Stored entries
• • • • • • •

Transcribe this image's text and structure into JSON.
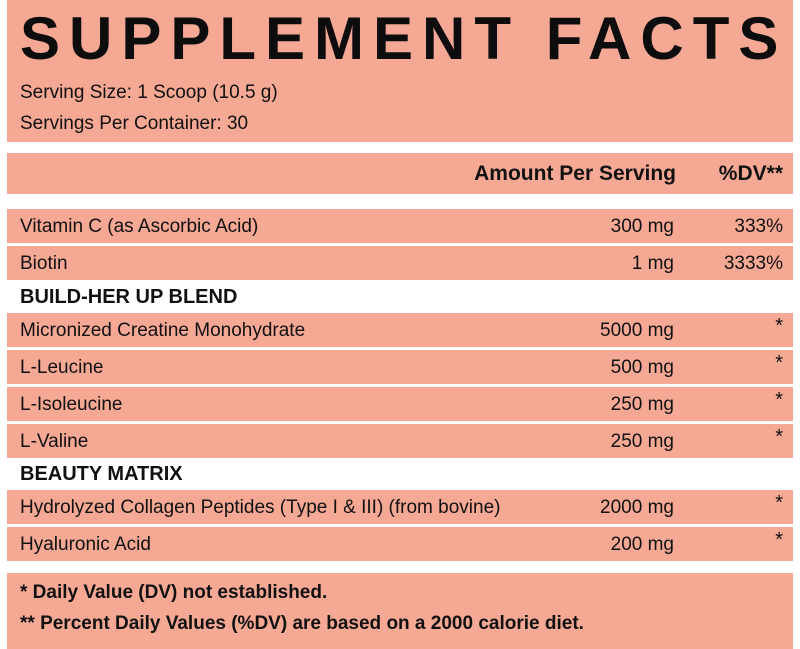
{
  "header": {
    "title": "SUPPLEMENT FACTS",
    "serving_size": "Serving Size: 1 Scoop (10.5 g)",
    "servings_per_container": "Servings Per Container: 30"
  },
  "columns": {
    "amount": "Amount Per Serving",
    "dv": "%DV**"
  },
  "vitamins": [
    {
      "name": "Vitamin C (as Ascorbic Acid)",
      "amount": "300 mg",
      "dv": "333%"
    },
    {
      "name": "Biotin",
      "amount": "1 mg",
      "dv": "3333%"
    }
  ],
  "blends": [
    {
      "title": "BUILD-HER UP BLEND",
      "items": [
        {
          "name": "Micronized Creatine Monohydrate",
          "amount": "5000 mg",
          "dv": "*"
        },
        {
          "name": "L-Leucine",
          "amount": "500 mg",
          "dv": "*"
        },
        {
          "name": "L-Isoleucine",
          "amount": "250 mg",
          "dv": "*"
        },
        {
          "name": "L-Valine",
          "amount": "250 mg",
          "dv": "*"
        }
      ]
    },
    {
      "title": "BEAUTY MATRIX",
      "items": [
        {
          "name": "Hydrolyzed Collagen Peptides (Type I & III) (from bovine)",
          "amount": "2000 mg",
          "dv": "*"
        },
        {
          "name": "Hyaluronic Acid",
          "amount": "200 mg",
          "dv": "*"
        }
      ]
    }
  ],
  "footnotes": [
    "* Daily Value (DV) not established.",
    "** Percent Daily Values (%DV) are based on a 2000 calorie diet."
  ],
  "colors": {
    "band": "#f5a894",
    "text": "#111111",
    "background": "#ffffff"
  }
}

• • • • • • •

- _What to work on_
An exact copy of the records above is needed, free of pictures.

- _Response to this task_
Transcribe this image's text and structure into JSON.
{
  "header": {
    "title": "SUPPLEMENT FACTS",
    "serving_size": "Serving Size: 1 Scoop (10.5 g)",
    "servings_per_container": "Servings Per Container: 30"
  },
  "columns": {
    "amount": "Amount Per Serving",
    "dv": "%DV**"
  },
  "vitamins": [
    {
      "name": "Vitamin C (as Ascorbic Acid)",
      "amount": "300 mg",
      "dv": "333%"
    },
    {
      "name": "Biotin",
      "amount": "1 mg",
      "dv": "3333%"
    }
  ],
  "blends": [
    {
      "title": "BUILD-HER UP BLEND",
      "items": [
        {
          "name": "Micronized Creatine Monohydrate",
          "amount": "5000 mg",
          "dv": "*"
        },
        {
          "name": "L-Leucine",
          "amount": "500 mg",
          "dv": "*"
        },
        {
          "name": "L-Isoleucine",
          "amount": "250 mg",
          "dv": "*"
        },
        {
          "name": "L-Valine",
          "amount": "250 mg",
          "dv": "*"
        }
      ]
    },
    {
      "title": "BEAUTY MATRIX",
      "items": [
        {
          "name": "Hydrolyzed Collagen Peptides (Type I & III) (from bovine)",
          "amount": "2000 mg",
          "dv": "*"
        },
        {
          "name": "Hyaluronic Acid",
          "amount": "200 mg",
          "dv": "*"
        }
      ]
    }
  ],
  "footnotes": [
    "* Daily Value (DV) not established.",
    "** Percent Daily Values (%DV) are based on a 2000 calorie diet."
  ],
  "colors": {
    "band": "#f5a894",
    "text": "#111111",
    "background": "#ffffff"
  }
}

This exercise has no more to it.